──────── Records for this task
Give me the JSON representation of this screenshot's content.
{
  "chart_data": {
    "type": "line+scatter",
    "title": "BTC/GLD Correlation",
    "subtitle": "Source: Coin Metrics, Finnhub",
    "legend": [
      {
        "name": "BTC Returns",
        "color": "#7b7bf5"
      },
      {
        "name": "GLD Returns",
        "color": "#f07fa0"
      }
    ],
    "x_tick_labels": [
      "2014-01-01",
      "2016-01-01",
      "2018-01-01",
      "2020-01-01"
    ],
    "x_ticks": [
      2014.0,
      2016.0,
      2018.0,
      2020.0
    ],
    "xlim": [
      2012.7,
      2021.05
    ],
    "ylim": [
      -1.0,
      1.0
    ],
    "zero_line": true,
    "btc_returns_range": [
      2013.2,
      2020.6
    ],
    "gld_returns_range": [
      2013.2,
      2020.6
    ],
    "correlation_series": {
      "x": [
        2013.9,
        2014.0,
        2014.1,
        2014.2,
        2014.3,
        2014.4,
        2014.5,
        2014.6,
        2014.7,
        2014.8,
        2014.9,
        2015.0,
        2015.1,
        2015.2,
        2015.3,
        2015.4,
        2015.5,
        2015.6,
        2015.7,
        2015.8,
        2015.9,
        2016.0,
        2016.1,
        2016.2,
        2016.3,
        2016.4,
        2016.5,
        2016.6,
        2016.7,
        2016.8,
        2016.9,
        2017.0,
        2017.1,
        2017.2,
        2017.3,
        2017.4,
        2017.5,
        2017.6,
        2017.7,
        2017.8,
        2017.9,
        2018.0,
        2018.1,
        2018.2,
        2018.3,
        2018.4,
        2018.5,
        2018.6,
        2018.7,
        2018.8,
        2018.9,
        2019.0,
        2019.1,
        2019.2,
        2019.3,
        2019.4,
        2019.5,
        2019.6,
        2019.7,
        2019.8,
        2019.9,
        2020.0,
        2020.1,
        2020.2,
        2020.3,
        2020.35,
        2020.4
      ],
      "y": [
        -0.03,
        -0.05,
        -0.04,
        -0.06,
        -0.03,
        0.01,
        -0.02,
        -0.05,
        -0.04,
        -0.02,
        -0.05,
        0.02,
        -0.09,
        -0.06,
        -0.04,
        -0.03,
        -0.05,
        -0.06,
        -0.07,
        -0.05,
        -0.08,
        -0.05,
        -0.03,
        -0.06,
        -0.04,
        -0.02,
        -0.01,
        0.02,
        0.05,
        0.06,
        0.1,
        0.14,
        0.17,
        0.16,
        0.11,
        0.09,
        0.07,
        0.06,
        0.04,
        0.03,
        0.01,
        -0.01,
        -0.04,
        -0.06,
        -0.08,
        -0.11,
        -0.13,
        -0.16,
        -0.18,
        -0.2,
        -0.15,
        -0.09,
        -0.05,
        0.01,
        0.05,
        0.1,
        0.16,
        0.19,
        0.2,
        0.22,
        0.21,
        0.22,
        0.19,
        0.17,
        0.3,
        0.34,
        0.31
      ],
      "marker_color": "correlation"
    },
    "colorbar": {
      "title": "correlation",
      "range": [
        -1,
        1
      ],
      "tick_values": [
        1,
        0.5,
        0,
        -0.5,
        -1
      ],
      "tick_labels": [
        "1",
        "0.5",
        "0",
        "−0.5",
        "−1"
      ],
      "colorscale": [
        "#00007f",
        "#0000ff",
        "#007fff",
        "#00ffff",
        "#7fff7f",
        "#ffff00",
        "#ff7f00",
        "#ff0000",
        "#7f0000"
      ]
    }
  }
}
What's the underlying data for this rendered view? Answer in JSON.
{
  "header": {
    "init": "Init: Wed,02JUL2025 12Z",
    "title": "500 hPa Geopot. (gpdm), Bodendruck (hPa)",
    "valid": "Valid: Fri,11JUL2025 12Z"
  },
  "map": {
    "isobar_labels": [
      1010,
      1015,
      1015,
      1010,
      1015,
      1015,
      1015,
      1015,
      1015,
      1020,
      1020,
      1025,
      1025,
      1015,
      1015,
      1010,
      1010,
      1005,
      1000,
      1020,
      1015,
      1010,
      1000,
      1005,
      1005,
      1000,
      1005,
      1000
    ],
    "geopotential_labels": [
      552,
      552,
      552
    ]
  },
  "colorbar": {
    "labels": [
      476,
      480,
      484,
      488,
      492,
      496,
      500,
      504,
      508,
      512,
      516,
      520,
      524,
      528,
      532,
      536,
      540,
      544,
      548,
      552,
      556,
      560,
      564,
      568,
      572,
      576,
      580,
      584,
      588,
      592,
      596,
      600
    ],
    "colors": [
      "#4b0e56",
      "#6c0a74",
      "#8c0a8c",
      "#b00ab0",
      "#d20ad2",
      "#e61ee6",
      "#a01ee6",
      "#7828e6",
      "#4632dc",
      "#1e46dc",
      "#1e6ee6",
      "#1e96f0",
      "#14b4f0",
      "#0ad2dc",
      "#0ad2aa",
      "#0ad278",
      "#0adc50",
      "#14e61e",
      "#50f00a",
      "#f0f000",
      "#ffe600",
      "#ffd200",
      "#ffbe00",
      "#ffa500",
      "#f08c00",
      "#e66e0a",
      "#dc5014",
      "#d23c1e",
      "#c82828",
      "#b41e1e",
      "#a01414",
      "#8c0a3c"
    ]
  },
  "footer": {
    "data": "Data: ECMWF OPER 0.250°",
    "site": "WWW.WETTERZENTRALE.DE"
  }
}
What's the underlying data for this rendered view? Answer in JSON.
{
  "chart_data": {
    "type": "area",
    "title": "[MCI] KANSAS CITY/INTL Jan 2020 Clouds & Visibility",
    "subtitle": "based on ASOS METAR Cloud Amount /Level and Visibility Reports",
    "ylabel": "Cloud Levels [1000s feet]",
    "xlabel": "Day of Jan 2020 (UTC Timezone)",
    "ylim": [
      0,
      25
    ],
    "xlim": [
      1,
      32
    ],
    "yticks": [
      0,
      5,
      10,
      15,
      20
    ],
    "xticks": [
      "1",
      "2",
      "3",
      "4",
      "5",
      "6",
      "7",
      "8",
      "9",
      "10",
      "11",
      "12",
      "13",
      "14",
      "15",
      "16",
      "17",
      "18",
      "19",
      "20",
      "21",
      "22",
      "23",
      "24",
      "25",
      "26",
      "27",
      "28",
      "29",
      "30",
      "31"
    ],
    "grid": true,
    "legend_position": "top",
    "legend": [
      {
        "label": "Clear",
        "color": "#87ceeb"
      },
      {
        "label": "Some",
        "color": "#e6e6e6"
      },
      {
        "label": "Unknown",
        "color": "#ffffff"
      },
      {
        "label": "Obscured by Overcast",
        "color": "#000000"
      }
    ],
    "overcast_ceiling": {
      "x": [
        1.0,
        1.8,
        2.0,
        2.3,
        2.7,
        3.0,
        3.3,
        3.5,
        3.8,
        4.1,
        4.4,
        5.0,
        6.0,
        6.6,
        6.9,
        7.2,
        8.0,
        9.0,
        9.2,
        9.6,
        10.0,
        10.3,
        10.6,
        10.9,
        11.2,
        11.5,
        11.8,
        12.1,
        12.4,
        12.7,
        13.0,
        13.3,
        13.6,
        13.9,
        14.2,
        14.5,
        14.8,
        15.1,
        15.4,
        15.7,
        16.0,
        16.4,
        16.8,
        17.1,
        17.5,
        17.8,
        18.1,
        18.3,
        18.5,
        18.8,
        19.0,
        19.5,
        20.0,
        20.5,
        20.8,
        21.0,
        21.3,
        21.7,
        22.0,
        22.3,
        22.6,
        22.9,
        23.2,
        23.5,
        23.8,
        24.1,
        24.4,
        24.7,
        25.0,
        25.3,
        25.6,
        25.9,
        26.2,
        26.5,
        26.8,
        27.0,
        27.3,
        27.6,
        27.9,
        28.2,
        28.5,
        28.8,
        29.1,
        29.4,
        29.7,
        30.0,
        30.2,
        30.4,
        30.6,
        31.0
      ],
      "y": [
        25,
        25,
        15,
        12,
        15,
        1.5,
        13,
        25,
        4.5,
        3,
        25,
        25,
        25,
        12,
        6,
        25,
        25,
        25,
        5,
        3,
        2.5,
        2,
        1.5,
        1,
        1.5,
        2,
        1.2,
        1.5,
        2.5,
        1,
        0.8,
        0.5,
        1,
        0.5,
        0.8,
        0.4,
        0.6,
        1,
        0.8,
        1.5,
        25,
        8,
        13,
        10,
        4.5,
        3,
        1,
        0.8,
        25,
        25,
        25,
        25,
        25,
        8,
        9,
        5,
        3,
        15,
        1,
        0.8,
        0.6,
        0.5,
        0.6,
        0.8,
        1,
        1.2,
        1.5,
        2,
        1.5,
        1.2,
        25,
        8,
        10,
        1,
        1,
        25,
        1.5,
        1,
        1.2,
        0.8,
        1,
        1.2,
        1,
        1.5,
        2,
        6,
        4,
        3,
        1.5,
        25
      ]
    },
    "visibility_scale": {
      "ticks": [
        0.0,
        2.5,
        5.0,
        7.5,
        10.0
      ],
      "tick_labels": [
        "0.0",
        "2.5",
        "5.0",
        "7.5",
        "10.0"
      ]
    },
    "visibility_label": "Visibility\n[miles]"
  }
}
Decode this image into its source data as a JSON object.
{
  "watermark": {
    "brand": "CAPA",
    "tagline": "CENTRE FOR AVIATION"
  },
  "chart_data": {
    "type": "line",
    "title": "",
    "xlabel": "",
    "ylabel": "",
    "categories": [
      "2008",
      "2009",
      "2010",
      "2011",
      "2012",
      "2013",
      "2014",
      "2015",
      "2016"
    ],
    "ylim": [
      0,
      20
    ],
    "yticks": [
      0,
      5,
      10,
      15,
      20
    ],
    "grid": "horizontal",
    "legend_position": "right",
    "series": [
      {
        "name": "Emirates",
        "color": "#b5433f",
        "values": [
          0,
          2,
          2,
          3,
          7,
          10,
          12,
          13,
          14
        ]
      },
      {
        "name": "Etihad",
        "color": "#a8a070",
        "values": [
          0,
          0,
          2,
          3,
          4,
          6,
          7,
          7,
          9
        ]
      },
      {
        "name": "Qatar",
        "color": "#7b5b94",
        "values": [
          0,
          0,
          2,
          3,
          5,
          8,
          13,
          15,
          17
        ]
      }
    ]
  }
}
────────────────
Exercise goal: Identify each line of the material where the word "type" shows up, and copy it.

Full response:
    "type": "line+scatter",
    "type": "area",
    "type": "line",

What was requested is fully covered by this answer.